■ Directions ■
Copy the records word for word, from their first line through the line containing "bookmark-item[interactable]: Wallpaper Abyss", with both of those lines included.

* begin Listed entries *

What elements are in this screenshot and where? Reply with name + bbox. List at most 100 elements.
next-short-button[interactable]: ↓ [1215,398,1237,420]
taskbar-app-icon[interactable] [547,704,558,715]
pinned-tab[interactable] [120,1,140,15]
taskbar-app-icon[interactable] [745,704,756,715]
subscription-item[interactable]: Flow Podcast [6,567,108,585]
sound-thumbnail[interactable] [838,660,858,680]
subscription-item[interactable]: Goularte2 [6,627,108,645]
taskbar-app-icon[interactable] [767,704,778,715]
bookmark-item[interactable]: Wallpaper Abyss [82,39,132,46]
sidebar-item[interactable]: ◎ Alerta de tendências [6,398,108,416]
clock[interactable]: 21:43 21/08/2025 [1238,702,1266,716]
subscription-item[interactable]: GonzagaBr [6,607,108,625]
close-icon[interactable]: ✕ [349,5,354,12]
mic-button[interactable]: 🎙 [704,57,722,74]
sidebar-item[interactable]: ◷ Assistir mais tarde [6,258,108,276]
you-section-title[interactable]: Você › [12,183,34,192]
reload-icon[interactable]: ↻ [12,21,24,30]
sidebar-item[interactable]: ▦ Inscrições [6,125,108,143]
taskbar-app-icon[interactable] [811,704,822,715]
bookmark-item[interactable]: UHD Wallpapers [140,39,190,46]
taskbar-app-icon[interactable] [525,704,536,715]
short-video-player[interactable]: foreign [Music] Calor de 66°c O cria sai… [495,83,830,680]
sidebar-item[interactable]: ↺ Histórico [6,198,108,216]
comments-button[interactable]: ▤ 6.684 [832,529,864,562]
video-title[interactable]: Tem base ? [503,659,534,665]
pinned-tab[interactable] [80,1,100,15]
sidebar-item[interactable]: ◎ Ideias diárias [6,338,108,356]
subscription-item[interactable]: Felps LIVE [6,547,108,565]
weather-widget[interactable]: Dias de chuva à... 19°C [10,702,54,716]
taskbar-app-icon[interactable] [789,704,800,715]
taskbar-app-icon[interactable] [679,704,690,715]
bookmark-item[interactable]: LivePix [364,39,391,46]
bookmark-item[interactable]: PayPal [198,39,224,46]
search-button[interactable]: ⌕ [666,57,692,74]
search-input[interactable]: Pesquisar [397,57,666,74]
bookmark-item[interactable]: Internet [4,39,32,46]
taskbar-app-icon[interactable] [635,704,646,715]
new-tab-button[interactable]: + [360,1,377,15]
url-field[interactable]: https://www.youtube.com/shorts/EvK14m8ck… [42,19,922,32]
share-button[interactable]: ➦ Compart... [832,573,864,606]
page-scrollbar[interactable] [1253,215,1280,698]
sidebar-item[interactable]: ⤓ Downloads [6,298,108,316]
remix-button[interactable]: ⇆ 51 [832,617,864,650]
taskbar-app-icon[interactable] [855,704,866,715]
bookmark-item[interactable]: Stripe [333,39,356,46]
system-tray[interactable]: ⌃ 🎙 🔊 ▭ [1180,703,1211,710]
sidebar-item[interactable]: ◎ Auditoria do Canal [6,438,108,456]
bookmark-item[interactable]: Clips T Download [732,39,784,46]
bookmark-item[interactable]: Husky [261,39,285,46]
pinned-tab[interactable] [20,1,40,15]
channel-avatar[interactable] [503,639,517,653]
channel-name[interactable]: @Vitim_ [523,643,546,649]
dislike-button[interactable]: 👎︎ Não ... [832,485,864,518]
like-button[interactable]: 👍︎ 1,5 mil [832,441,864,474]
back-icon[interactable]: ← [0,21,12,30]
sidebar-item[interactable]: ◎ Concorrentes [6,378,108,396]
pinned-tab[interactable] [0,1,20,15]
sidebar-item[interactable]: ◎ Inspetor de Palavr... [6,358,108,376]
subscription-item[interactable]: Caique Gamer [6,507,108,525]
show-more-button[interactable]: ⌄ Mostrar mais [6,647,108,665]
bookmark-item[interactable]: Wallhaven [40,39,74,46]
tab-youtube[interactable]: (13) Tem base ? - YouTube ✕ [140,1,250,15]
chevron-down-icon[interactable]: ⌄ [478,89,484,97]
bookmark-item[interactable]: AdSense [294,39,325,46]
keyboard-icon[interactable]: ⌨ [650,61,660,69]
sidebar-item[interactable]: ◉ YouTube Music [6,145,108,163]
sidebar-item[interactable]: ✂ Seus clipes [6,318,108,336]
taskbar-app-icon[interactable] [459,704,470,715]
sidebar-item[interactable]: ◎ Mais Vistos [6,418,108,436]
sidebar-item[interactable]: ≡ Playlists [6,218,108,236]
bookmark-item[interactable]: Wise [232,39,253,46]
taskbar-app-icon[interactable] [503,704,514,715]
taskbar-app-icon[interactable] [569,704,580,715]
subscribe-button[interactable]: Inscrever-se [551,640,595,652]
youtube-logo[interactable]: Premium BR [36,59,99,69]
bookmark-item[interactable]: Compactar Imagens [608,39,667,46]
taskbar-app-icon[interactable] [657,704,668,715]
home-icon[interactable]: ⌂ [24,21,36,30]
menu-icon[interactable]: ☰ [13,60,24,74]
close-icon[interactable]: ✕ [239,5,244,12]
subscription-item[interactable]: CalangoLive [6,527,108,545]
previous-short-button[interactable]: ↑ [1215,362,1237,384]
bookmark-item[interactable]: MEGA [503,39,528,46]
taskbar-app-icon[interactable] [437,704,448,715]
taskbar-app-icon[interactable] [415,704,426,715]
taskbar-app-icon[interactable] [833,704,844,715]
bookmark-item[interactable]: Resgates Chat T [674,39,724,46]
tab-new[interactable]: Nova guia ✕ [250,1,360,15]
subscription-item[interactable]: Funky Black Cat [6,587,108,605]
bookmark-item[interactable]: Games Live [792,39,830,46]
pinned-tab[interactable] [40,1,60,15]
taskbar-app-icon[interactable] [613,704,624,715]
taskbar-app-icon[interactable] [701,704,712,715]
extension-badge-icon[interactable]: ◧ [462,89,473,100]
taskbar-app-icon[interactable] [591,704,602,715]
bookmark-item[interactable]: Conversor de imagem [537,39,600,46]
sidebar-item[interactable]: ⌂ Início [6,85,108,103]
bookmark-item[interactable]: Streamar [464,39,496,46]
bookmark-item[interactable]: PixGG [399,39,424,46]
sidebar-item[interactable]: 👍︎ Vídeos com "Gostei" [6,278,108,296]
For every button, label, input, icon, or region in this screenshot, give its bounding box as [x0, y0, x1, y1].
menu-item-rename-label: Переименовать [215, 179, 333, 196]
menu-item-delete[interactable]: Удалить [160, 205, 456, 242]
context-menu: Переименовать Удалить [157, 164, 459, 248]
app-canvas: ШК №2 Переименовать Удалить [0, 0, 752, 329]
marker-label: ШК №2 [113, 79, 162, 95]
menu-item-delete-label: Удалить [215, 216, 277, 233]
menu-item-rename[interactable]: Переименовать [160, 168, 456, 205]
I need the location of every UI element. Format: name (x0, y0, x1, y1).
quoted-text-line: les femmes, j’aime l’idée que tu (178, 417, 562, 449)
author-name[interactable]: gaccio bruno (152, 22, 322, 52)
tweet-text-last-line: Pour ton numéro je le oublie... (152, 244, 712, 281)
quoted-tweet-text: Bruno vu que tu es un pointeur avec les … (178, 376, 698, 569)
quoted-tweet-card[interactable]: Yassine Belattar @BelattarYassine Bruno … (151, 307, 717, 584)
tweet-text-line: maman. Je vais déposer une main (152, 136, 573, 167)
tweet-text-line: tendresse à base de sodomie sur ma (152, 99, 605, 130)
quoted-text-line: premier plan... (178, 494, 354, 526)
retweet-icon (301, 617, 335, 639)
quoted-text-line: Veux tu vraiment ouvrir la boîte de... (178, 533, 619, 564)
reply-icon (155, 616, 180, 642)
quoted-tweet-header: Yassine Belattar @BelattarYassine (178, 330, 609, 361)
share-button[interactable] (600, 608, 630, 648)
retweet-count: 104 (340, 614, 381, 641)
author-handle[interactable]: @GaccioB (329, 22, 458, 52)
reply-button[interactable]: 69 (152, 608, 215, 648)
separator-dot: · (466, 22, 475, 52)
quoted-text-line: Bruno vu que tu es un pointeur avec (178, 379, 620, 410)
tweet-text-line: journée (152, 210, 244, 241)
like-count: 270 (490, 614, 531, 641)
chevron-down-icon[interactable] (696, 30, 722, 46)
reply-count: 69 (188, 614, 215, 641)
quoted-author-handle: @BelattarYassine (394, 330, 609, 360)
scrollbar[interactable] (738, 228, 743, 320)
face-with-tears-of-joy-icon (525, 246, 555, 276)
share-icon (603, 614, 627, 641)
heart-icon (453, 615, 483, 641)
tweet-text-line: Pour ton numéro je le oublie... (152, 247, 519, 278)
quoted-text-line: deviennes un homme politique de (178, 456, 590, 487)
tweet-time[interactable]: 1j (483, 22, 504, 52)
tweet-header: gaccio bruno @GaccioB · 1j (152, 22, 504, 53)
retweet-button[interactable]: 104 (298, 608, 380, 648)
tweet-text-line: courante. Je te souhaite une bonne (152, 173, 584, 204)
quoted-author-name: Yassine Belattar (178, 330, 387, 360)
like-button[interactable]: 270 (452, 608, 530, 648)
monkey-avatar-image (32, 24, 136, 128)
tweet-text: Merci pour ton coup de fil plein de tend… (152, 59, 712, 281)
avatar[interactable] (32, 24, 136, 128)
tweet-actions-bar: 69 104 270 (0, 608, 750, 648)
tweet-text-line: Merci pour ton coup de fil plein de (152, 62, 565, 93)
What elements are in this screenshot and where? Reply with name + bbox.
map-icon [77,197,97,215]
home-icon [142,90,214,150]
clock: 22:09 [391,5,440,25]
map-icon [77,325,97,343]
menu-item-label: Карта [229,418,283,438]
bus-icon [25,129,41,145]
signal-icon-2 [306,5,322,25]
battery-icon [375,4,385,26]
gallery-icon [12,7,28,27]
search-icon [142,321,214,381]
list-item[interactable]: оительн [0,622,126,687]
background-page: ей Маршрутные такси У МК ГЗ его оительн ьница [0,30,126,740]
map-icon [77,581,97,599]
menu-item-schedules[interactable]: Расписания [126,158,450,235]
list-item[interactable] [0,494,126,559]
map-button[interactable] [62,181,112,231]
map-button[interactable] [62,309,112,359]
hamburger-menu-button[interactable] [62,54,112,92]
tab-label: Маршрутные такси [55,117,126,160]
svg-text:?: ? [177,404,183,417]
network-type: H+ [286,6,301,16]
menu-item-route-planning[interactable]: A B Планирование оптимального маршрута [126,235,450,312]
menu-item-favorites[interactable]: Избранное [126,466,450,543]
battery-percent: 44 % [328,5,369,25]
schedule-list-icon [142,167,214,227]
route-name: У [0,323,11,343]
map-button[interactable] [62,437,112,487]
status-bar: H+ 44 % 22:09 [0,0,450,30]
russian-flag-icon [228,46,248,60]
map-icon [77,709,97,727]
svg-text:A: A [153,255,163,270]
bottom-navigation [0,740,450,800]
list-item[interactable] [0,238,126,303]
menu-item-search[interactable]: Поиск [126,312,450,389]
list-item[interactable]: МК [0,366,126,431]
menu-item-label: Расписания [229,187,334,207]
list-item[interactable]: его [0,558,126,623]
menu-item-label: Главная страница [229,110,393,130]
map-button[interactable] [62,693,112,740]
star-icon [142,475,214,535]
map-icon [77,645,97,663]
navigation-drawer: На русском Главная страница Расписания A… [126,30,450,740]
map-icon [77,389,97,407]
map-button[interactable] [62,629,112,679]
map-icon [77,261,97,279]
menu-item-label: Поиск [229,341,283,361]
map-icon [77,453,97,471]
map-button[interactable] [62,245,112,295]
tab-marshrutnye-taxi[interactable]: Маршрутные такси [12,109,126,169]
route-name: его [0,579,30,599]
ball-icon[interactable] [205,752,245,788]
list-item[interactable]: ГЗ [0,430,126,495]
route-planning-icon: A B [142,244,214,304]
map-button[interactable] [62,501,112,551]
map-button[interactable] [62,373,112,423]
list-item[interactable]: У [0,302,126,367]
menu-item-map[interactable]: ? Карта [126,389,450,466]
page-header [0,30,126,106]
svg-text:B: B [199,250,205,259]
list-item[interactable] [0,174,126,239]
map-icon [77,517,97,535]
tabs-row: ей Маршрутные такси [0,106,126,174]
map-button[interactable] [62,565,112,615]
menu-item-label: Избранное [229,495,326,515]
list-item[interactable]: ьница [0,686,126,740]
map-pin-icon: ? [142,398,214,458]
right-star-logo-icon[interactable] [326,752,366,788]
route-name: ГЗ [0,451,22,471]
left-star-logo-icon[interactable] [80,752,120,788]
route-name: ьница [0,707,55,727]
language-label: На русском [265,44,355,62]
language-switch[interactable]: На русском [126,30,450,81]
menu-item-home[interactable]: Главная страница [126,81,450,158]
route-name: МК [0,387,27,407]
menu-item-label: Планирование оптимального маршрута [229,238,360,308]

* end Listed entries *

■ Written answer ■
What elements are in this screenshot and where? Reply with name + bbox. List at most 100 elements.
next-short-button[interactable]: ↓ [1215,398,1237,420]
taskbar-app-icon[interactable] [547,704,558,715]
pinned-tab[interactable] [120,1,140,15]
taskbar-app-icon[interactable] [745,704,756,715]
subscription-item[interactable]: Flow Podcast [6,567,108,585]
sound-thumbnail[interactable] [838,660,858,680]
subscription-item[interactable]: Goularte2 [6,627,108,645]
taskbar-app-icon[interactable] [767,704,778,715]
bookmark-item[interactable]: Wallpaper Abyss [82,39,132,46]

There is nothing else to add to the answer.